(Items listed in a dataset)
----------

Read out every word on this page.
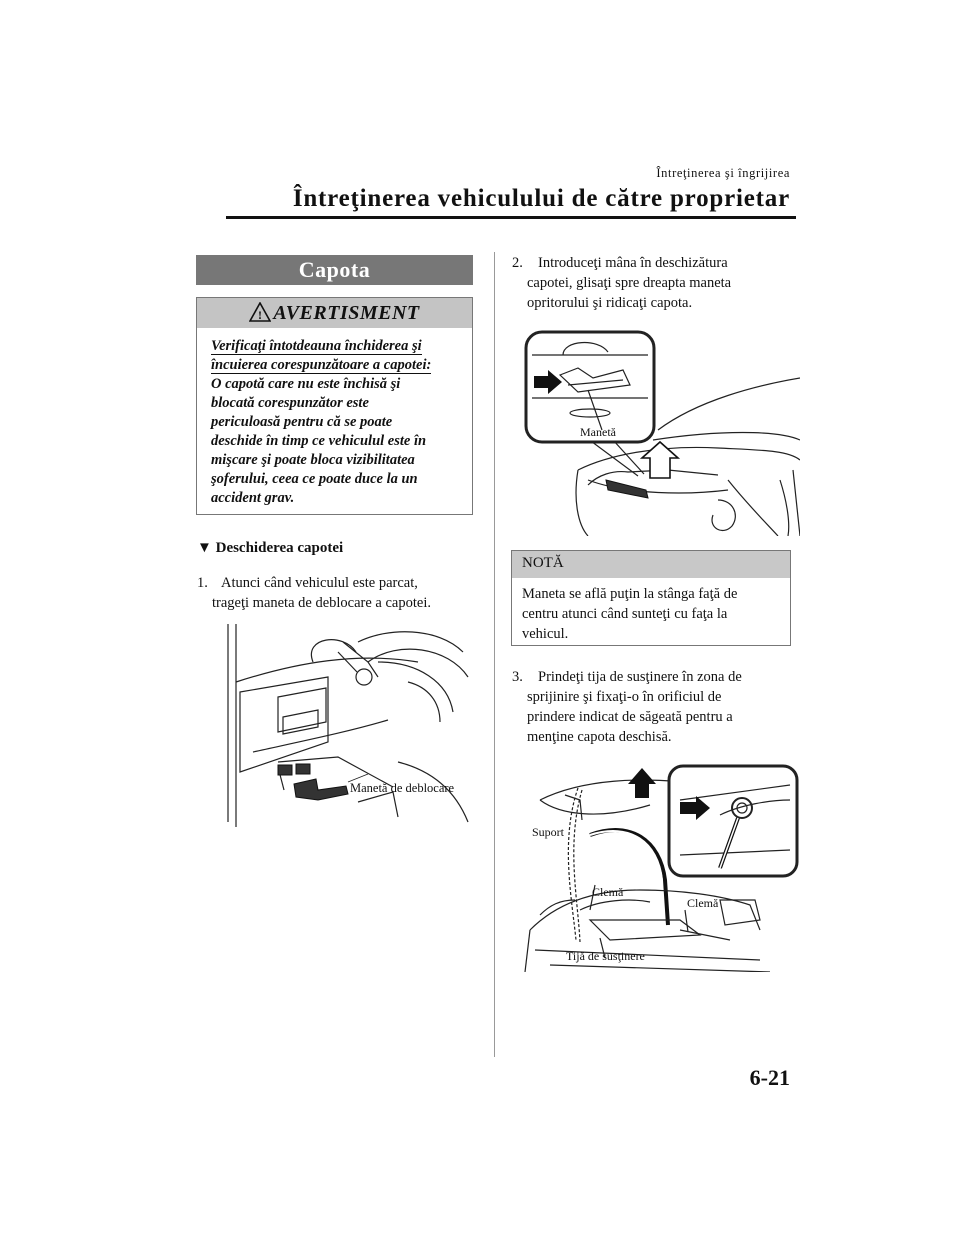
Întreţinerea şi îngrijirea
Întreţinerea vehiculului de către proprietar
Capota
! AVERTISMENT
Verificaţi întotdeauna închiderea şi
încuierea corespunzătoare a capotei:
O capotă care nu este închisă şi
blocată corespunzător este
periculoasă pentru că se poate
deschide în timp ce vehiculul este în
mişcare şi poate bloca vizibilitatea
şoferului, ceea ce poate duce la un
accident grav.
▼ Deschiderea capotei
1. Atunci când vehiculul este parcat,
trageţi maneta de deblocare a capotei.
Manetă de deblocare
2. Introduceţi mâna în deschizătura
capotei, glisaţi spre dreapta maneta
opritorului şi ridicaţi capota.
Manetă
NOTĂ
Maneta se află puţin la stânga faţă de
centru atunci când sunteţi cu faţa la
vehicul.
3. Prindeţi tija de susţinere în zona de
sprijinire şi fixaţi-o în orificiul de
prindere indicat de săgeată pentru a
menţine capota deschisă.
Suport
Clemă
Clemă
Tijă de susţinere
6-21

----------

### Stated goal
Your answer should be a single number: the count of lines containing the word "capotei".

### Full output
4